• WORK TO COMPLETE: Count every line that has the word "Абдулино". Give the number, without anything more.

• Source data:
◆ ◆ ◆ ◆
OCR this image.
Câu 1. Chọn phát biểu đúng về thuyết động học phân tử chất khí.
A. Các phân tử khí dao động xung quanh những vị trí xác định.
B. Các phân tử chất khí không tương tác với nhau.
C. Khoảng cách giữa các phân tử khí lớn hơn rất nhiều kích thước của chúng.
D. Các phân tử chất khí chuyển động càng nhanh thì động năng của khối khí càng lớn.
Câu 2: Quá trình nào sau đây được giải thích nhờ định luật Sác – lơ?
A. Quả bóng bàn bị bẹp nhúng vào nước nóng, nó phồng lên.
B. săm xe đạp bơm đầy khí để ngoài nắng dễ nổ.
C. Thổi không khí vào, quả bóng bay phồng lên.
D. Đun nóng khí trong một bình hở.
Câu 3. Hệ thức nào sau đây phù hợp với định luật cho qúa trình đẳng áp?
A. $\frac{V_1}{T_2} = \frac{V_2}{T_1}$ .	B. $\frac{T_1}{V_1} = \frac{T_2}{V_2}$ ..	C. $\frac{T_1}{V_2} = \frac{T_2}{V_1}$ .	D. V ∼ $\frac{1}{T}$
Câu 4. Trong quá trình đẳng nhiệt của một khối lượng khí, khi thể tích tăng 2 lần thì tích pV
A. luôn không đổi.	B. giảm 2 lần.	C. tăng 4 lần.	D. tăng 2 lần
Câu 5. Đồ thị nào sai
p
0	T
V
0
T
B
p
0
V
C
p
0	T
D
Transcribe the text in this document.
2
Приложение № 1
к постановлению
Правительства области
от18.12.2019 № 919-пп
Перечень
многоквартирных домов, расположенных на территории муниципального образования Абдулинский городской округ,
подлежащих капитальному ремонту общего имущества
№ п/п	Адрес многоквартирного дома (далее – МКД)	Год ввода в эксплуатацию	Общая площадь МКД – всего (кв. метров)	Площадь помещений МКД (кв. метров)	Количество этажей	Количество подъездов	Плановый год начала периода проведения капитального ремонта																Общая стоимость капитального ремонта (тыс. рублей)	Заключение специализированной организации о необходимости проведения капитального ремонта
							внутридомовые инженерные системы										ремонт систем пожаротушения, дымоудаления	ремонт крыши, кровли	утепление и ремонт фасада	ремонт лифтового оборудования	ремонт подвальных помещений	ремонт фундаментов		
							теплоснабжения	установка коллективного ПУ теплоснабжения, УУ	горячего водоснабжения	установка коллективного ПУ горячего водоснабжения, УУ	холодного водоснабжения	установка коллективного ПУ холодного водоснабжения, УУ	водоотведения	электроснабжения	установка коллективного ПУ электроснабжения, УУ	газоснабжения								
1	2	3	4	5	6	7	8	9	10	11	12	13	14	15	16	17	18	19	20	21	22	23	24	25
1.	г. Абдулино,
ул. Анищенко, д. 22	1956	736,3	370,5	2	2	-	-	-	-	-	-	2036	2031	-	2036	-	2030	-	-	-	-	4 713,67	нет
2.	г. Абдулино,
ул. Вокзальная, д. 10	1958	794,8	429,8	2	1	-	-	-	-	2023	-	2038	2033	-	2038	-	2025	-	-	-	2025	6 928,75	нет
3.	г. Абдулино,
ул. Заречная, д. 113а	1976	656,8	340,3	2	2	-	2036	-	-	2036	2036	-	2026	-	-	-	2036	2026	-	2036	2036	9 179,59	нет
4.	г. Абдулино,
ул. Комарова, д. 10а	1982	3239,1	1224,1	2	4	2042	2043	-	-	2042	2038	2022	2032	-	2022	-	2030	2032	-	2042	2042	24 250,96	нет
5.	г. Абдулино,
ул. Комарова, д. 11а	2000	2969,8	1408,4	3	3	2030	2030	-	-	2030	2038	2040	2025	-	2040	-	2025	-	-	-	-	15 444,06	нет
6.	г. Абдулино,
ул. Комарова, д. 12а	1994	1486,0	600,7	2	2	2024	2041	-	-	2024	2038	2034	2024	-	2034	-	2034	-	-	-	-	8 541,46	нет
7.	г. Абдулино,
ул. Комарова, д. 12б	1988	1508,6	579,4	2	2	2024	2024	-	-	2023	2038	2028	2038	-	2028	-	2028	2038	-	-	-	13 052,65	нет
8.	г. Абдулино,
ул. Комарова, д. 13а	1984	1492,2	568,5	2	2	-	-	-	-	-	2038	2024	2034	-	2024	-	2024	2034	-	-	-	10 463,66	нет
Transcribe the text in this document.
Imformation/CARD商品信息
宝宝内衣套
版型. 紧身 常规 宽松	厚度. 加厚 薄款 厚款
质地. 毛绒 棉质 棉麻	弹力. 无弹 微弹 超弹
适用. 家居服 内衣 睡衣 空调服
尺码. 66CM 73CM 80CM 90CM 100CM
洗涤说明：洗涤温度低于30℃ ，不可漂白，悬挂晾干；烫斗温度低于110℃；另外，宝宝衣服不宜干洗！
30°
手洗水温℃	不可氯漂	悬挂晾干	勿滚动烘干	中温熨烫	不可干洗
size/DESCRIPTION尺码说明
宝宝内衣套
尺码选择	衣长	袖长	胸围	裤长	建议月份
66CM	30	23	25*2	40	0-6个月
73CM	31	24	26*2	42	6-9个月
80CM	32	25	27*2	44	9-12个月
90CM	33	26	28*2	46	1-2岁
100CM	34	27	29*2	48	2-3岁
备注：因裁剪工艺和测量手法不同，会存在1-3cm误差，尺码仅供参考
◆ ◆ ◆ ◆
• SOLUTION TO THIS TASK: 8